**WHAT TO PRODUCE**
Copy out every line that contains the word "brain".

**RAW RECORDS**
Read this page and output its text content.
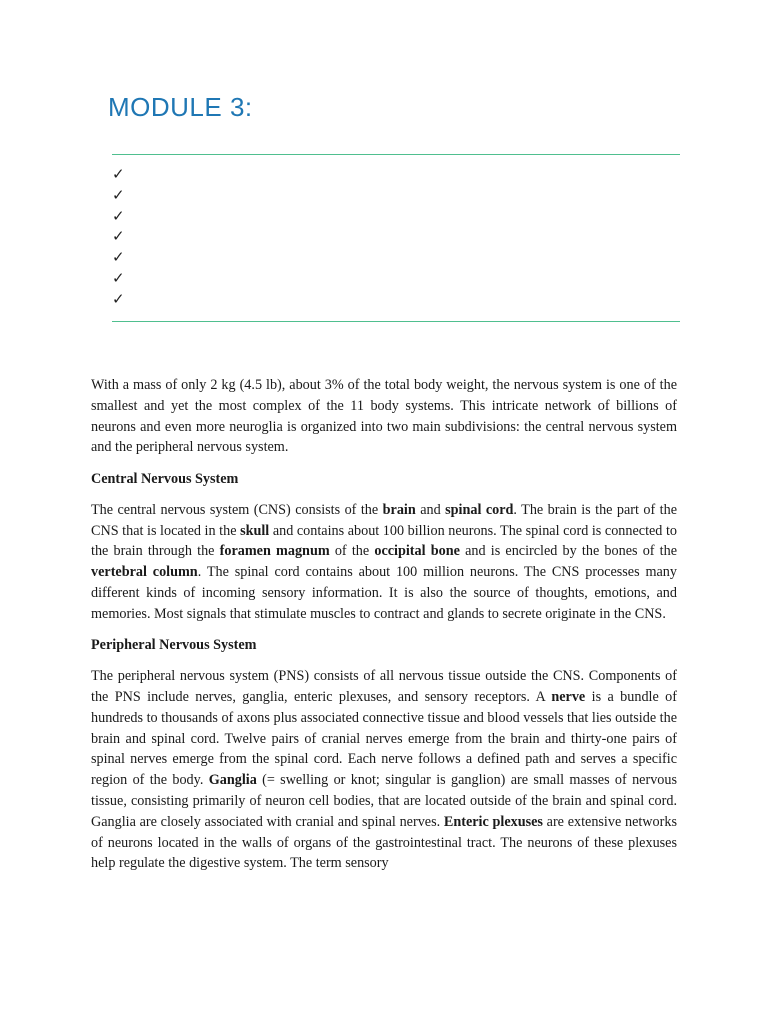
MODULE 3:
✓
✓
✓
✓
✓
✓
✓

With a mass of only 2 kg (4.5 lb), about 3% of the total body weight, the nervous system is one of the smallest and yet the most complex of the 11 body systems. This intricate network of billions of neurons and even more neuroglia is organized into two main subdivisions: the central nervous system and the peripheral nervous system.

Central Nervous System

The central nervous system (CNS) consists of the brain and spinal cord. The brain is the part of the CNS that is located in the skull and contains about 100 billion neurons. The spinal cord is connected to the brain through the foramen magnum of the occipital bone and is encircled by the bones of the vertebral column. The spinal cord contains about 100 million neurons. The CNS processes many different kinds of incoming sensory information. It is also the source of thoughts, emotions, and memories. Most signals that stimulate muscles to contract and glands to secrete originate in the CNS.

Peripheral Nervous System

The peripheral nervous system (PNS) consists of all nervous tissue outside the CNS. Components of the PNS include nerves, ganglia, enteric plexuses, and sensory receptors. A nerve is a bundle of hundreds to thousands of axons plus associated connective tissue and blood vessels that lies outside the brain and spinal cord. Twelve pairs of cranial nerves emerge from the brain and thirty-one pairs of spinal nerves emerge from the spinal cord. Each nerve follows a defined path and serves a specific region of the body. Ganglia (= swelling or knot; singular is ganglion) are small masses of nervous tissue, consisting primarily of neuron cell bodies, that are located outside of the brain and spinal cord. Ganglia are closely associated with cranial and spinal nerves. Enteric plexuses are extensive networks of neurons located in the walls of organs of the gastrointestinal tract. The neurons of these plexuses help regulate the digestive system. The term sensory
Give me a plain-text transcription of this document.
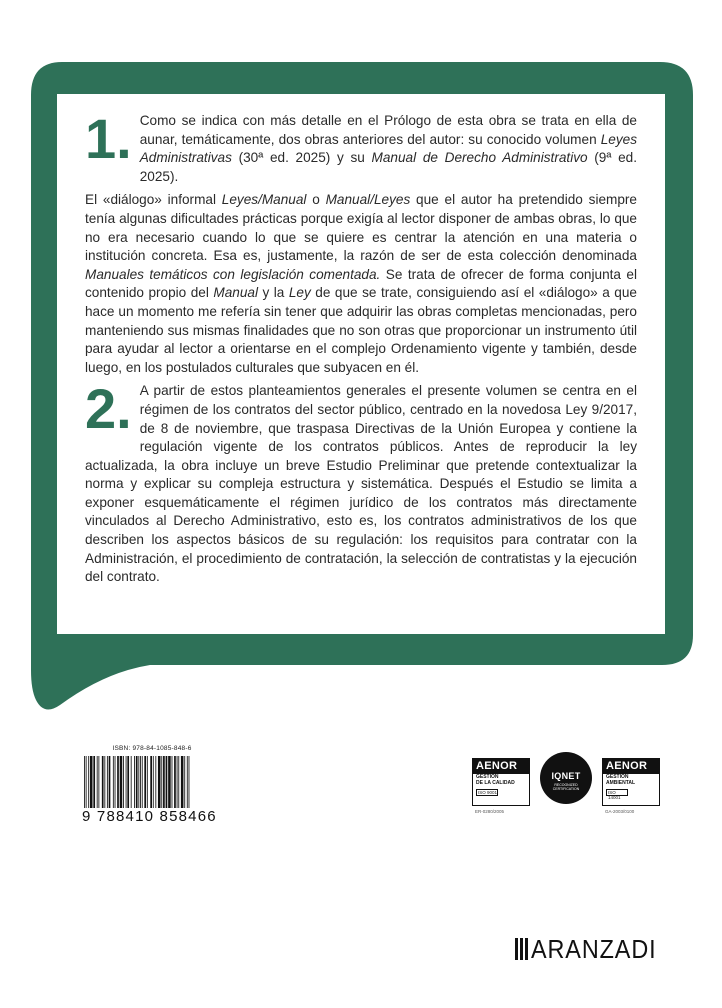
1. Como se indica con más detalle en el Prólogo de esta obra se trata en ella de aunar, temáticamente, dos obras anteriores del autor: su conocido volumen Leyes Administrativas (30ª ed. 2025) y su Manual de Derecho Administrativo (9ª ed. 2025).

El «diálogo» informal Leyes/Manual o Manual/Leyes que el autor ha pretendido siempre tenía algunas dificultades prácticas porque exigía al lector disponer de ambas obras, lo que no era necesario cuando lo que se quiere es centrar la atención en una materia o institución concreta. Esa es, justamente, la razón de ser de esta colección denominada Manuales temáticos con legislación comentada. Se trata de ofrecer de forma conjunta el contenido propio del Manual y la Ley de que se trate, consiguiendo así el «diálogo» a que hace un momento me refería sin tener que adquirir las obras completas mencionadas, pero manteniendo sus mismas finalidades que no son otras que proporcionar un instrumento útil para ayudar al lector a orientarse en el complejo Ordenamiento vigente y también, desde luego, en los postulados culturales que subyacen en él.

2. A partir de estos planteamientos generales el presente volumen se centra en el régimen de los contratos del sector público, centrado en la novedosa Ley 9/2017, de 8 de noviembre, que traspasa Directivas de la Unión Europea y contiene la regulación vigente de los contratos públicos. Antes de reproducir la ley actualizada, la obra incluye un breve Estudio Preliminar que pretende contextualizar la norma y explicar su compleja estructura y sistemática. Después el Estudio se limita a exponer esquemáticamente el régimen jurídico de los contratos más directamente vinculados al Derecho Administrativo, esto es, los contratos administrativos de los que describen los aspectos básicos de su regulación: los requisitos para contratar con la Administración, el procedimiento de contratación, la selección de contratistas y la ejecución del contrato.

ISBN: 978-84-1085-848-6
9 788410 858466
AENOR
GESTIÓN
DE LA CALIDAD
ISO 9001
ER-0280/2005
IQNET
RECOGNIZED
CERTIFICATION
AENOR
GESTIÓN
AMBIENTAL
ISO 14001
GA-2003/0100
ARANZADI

**OUTPUT FOR THIS EXERCISE**
The central nervous system (CNS) consists of the brain and spinal cord. The brain is the part of the CNS that is located in the skull and contains about 100 billion neurons. The spinal cord is connected to the brain through the foramen magnum of the occipital bone and is encircled by the bones of the vertebral column. The spinal cord contains about 100 million neurons. The CNS processes many different kinds of incoming sensory information. It is also the source of thoughts, emotions, and memories. Most signals that stimulate muscles to contract and glands to secrete originate in the CNS.
The peripheral nervous system (PNS) consists of all nervous tissue outside the CNS. Components of the PNS include nerves, ganglia, enteric plexuses, and sensory receptors. A nerve is a bundle of hundreds to thousands of axons plus associated connective tissue and blood vessels that lies outside the brain and spinal cord. Twelve pairs of cranial nerves emerge from the brain and thirty-one pairs of spinal nerves emerge from the spinal cord. Each nerve follows a defined path and serves a specific region of the body. Ganglia (= swelling or knot; singular is ganglion) are small masses of nervous tissue, consisting primarily of neuron cell bodies, that are located outside of the brain and spinal cord. Ganglia are closely associated with cranial and spinal nerves. Enteric plexuses are extensive networks of neurons located in the walls of organs of the gastrointestinal tract. The neurons of these plexuses help regulate the digestive system. The term sensory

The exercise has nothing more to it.